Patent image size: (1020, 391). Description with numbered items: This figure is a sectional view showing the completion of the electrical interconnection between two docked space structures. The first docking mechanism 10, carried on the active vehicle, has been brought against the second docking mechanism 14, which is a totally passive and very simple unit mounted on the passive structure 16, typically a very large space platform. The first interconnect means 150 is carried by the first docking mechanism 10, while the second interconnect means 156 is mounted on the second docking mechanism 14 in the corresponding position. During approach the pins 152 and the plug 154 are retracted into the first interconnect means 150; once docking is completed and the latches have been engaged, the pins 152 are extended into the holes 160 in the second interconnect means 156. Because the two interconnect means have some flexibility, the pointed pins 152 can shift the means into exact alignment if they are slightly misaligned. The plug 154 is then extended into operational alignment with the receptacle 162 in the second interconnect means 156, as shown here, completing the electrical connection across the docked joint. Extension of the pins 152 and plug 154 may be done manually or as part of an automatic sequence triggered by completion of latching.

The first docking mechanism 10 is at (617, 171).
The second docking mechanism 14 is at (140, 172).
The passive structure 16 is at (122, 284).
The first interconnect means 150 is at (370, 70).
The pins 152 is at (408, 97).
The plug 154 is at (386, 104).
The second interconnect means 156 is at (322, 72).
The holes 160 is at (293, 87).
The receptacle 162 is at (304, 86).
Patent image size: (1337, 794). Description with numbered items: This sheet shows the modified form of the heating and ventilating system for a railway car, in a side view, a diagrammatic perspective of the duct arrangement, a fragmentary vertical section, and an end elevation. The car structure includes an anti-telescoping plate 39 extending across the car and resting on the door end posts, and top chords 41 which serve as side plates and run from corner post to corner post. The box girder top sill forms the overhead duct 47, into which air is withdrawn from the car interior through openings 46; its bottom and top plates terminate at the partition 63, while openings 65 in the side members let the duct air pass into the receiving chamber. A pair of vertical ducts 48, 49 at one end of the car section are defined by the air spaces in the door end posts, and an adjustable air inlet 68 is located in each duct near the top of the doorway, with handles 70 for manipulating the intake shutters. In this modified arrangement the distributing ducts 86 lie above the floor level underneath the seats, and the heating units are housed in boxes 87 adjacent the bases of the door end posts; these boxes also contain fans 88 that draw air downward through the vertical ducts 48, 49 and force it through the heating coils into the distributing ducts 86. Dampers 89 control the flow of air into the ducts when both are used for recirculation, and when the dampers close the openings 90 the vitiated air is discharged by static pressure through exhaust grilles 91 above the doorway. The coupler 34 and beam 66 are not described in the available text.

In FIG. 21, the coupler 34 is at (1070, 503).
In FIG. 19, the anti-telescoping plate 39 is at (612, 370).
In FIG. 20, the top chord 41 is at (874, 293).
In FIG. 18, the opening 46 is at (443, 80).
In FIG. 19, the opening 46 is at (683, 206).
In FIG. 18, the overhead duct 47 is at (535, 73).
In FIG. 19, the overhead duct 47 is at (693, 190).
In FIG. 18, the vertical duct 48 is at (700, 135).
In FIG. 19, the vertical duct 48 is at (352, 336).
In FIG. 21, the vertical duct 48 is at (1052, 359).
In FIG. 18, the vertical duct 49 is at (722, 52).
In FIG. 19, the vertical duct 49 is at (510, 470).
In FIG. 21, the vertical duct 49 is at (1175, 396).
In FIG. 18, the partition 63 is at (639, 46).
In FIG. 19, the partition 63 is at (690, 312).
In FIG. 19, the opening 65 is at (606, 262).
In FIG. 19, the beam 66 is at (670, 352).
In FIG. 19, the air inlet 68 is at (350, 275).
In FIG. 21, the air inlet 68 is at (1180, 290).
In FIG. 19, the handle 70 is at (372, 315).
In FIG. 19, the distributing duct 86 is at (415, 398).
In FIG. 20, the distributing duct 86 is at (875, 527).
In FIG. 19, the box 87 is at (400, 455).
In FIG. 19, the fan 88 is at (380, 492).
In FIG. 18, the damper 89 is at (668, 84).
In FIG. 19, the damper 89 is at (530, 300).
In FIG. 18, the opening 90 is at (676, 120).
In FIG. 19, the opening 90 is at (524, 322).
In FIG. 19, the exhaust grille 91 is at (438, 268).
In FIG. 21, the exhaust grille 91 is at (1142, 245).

...

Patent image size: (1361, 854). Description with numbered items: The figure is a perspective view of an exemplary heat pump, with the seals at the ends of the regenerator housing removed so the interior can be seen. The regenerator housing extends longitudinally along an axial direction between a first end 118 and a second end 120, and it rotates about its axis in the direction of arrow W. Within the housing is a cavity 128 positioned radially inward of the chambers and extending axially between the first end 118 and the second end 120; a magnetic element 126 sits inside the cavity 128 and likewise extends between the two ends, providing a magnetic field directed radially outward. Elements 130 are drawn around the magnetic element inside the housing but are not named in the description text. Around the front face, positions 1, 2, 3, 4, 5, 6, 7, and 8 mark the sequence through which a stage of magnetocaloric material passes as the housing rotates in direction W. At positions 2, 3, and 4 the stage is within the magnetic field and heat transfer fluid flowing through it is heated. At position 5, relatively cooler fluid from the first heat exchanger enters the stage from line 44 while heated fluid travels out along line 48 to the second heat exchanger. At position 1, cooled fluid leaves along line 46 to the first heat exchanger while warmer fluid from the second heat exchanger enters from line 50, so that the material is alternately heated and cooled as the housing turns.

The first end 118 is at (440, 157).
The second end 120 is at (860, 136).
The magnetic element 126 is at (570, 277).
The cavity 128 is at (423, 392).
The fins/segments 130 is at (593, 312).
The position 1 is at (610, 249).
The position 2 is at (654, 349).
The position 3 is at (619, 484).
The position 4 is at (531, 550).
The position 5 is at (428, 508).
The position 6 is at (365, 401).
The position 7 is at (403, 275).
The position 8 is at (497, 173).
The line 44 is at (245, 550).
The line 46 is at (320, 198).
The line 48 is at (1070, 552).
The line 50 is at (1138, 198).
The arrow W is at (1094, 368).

--

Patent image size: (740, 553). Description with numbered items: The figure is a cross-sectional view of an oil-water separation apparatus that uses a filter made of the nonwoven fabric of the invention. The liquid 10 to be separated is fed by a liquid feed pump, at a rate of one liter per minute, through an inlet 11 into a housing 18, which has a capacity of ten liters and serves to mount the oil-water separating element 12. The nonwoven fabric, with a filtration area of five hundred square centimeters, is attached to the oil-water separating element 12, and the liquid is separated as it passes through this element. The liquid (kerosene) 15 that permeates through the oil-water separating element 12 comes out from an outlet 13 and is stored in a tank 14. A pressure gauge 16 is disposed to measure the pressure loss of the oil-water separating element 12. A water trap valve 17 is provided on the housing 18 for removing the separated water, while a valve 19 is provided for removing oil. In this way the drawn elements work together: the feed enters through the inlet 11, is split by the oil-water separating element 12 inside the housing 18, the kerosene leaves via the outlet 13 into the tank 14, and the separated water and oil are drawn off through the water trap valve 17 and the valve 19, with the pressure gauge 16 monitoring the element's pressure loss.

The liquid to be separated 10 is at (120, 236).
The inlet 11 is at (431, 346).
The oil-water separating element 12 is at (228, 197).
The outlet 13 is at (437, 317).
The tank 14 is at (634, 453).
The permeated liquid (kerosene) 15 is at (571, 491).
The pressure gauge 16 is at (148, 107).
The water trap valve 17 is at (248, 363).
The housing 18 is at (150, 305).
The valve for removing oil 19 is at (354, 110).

WHAT TO PRODUCE >>
Rewrite the lines from the one holding "Patent image size: (1337, 794)." through the one holding "In FIG. 19, the anti-telescoping", inclusive, as a JSON list of strings. Use one string per line and leave out blank lines.

EXERCISE SOLUTION >>
[
  "Patent image size: (1337, 794). Description with numbered items: This sheet shows the modified form of the heating and ventilating system for a railway car, in a side view, a diagrammatic perspective of the duct arrangement, a fragmentary vertical section, and an end elevation. The car structure includes an anti-telescoping plate 39 extending across the car and resting on the door end posts, and top chords 41 which serve as side plates and run from corner post to corner post. The box girder top sill forms the overhead duct 47, into which air is withdrawn from the car interior through openings 46; its bottom and top plates terminate at the partition 63, while openings 65 in the side members let the duct air pass into the receiving chamber. A pair of vertical ducts 48, 49 at one end of the car section are defined by the air spaces in the door end posts, and an adjustable air inlet 68 is located in each duct near the top of the doorway, with handles 70 for manipulating the intake shutters. In this modified arrangement the distributing ducts 86 lie above the floor level underneath the seats, and the heating units are housed in boxes 87 adjacent the bases of the door end posts; these boxes also contain fans 88 that draw air downward through the vertical ducts 48, 49 and force it through the heating coils into the distributing ducts 86. Dampers 89 control the flow of air into the ducts when both are used for recirculation, and when the dampers close the openings 90 the vitiated air is discharged by static pressure through exhaust grilles 91 above the doorway. The coupler 34 and beam 66 are not described in the available text.",
  "In FIG. 21, the coupler 34 is at (1070, 503).",
  "In FIG. 19, the anti-telescoping plate 39 is at (612, 370)."
]